> _WRITTEN REQUEST_
"estimation" appears in how many lines of the entries? State only the number.

— Begin —

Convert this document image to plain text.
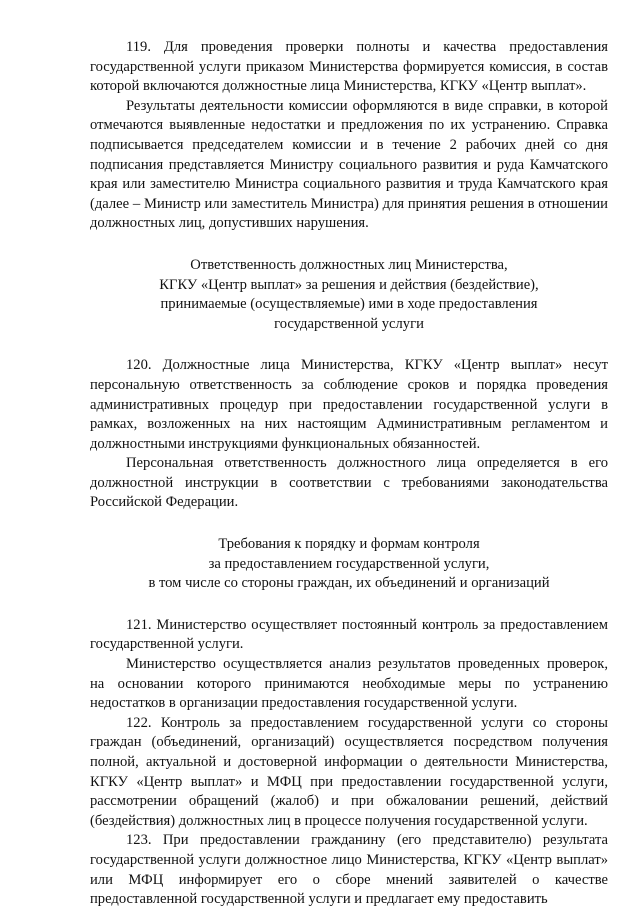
119. Для проведения проверки полноты и качества предоставления государственной услуги приказом Министерства формируется комиссия, в состав которой включаются должностные лица Министерства, КГКУ «Центр выплат».

Результаты деятельности комиссии оформляются в виде справки, в которой отмечаются выявленные недостатки и предложения по их устранению. Справка подписывается председателем комиссии и в течение 2 рабочих дней со дня подписания представляется Министру социального развития и руда Камчатского края или заместителю Министра социального развития и труда Камчатского края (далее – Министр или заместитель Министра) для принятия решения в отношении должностных лиц, допустивших нарушения.

Ответственность должностных лиц Министерства,

КГКУ «Центр выплат» за решения и действия (бездействие),

принимаемые (осуществляемые) ими в ходе предоставления

государственной услуги

120. Должностные лица Министерства, КГКУ «Центр выплат» несут персональную ответственность за соблюдение сроков и порядка проведения административных процедур при предоставлении государственной услуги в рамках, возложенных на них настоящим Административным регламентом и должностными инструкциями функциональных обязанностей.

Персональная ответственность должностного лица определяется в его должностной инструкции в соответствии с требованиями законодательства Российской Федерации.

Требования к порядку и формам контроля

за предоставлением государственной услуги,

в том числе со стороны граждан, их объединений и организаций

121. Министерство осуществляет постоянный контроль за предоставлением государственной услуги.

Министерство осуществляется анализ результатов проведенных проверок, на основании которого принимаются необходимые меры по устранению недостатков в организации предоставления государственной услуги.

122. Контроль за предоставлением государственной услуги со стороны граждан (объединений, организаций) осуществляется посредством получения полной, актуальной и достоверной информации о деятельности Министерства, КГКУ «Центр выплат» и МФЦ при предоставлении государственной услуги, рассмотрении обращений (жалоб) и при обжаловании решений, действий (бездействия) должностных лиц в процессе получения государственной услуги.

123. При предоставлении гражданину (его представителю) результата государственной услуги должностное лицо Министерства, КГКУ «Центр выплат» или МФЦ информирует его о сборе мнений заявителей о качестве предоставленной государственной услуги и предлагает ему предоставить
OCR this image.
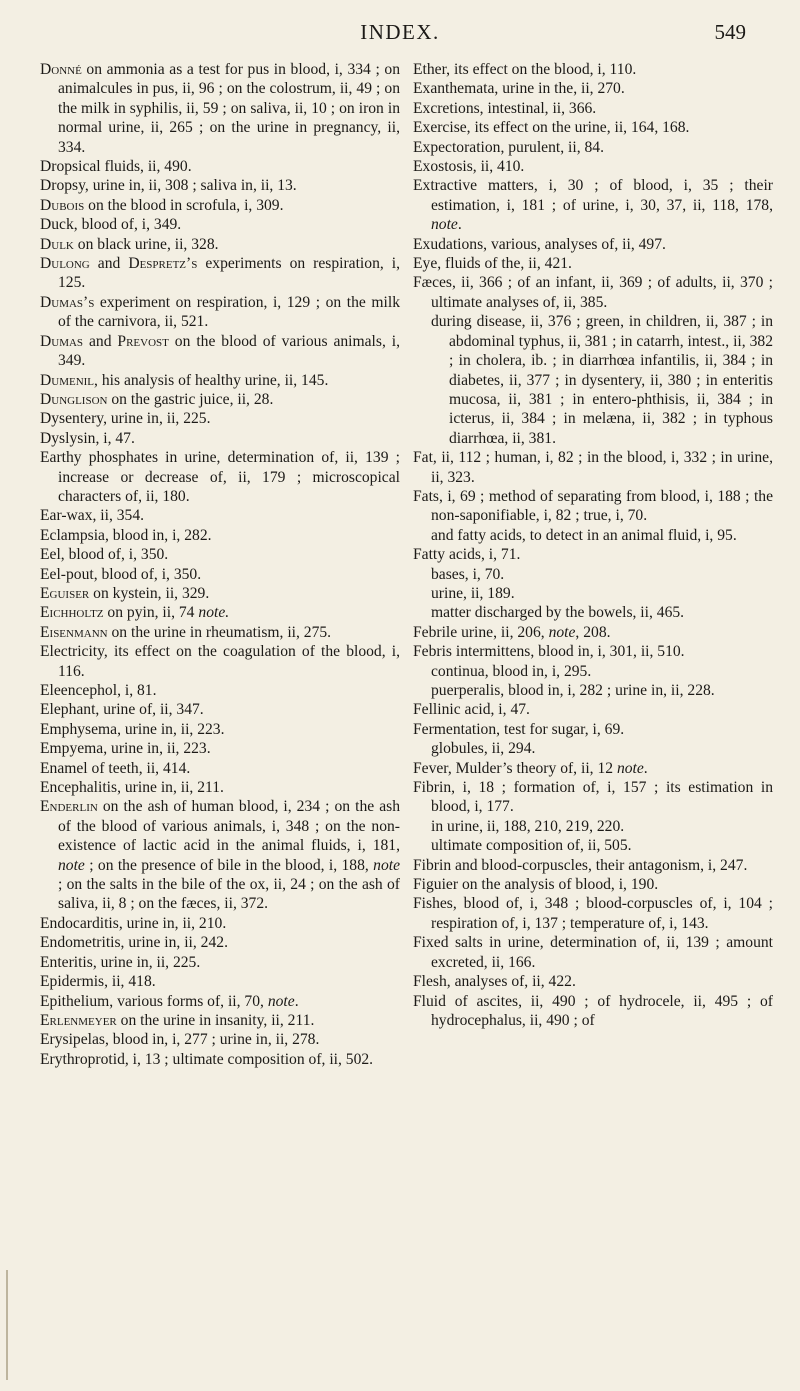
INDEX.	549
Donné on ammonia as a test for pus in blood, i, 334 ; on animalcules in pus, ii, 96 ; on the colostrum, ii, 49 ; on the milk in syphilis, ii, 59 ; on saliva, ii, 10 ; on iron in normal urine, ii, 265 ; on the urine in pregnancy, ii, 334.
Dropsical fluids, ii, 490.
Dropsy, urine in, ii, 308 ; saliva in, ii, 13.
Dubois on the blood in scrofula, i, 309.
Duck, blood of, i, 349.
Dulk on black urine, ii, 328.
Dulong and Despretz’s experiments on respiration, i, 125.
Dumas’s experiment on respiration, i, 129 ; on the milk of the carnivora, ii, 521.
Dumas and Prevost on the blood of various animals, i, 349.
Dumenil, his analysis of healthy urine, ii, 145.
Dunglison on the gastric juice, ii, 28.
Dysentery, urine in, ii, 225.
Dyslysin, i, 47.
Earthy phosphates in urine, determination of, ii, 139 ; increase or decrease of, ii, 179 ; microscopical characters of, ii, 180.
Ear-wax, ii, 354.
Eclampsia, blood in, i, 282.
Eel, blood of, i, 350.
Eel-pout, blood of, i, 350.
Eguiser on kystein, ii, 329.
Eichholtz on pyin, ii, 74 note.
Eisenmann on the urine in rheumatism, ii, 275.
Electricity, its effect on the coagulation of the blood, i, 116.
Eleencephol, i, 81.
Elephant, urine of, ii, 347.
Emphysema, urine in, ii, 223.
Empyema, urine in, ii, 223.
Enamel of teeth, ii, 414.
Encephalitis, urine in, ii, 211.
Enderlin on the ash of human blood, i, 234 ; on the ash of the blood of various animals, i, 348 ; on the non-existence of lactic acid in the animal fluids, i, 181, note ; on the presence of bile in the blood, i, 188, note ; on the salts in the bile of the ox, ii, 24 ; on the ash of saliva, ii, 8 ; on the fæces, ii, 372.
Endocarditis, urine in, ii, 210.
Endometritis, urine in, ii, 242.
Enteritis, urine in, ii, 225.
Epidermis, ii, 418.
Epithelium, various forms of, ii, 70, note.
Erlenmeyer on the urine in insanity, ii, 211.
Erysipelas, blood in, i, 277 ; urine in, ii, 278.
Erythroprotid, i, 13 ; ultimate composition of, ii, 502.
Ether, its effect on the blood, i, 110.
Exanthemata, urine in the, ii, 270.
Excretions, intestinal, ii, 366.
Exercise, its effect on the urine, ii, 164, 168.
Expectoration, purulent, ii, 84.
Exostosis, ii, 410.
Extractive matters, i, 30 ; of blood, i, 35 ; their estimation, i, 181 ; of urine, i, 30, 37, ii, 118, 178, note.
Exudations, various, analyses of, ii, 497.
Eye, fluids of the, ii, 421.
Fæces, ii, 366 ; of an infant, ii, 369 ; of adults, ii, 370 ; ultimate analyses of, ii, 385.
during disease, ii, 376 ; green, in children, ii, 387 ; in abdominal typhus, ii, 381 ; in catarrh, intest., ii, 382 ; in cholera, ib. ; in diarrhœa infantilis, ii, 384 ; in diabetes, ii, 377 ; in dysentery, ii, 380 ; in enteritis mucosa, ii, 381 ; in entero-phthisis, ii, 384 ; in icterus, ii, 384 ; in melæna, ii, 382 ; in typhous diarrhœa, ii, 381.
Fat, ii, 112 ; human, i, 82 ; in the blood, i, 332 ; in urine, ii, 323.
Fats, i, 69 ; method of separating from blood, i, 188 ; the non-saponifiable, i, 82 ; true, i, 70.
and fatty acids, to detect in an animal fluid, i, 95.
Fatty acids, i, 71.
bases, i, 70.
urine, ii, 189.
matter discharged by the bowels, ii, 465.
Febrile urine, ii, 206, note, 208.
Febris intermittens, blood in, i, 301, ii, 510.
continua, blood in, i, 295.
puerperalis, blood in, i, 282 ; urine in, ii, 228.
Fellinic acid, i, 47.
Fermentation, test for sugar, i, 69.
globules, ii, 294.
Fever, Mulder’s theory of, ii, 12 note.
Fibrin, i, 18 ; formation of, i, 157 ; its estimation in blood, i, 177.
in urine, ii, 188, 210, 219, 220.
ultimate composition of, ii, 505.
Fibrin and blood-corpuscles, their antagonism, i, 247.
Figuier on the analysis of blood, i, 190.
Fishes, blood of, i, 348 ; blood-corpuscles of, i, 104 ; respiration of, i, 137 ; temperature of, i, 143.
Fixed salts in urine, determination of, ii, 139 ; amount excreted, ii, 166.
Flesh, analyses of, ii, 422.
Fluid of ascites, ii, 490 ; of hydrocele, ii, 495 ; of hydrocephalus, ii, 490 ; of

— End —

> _SOLVED PROBLEM_
2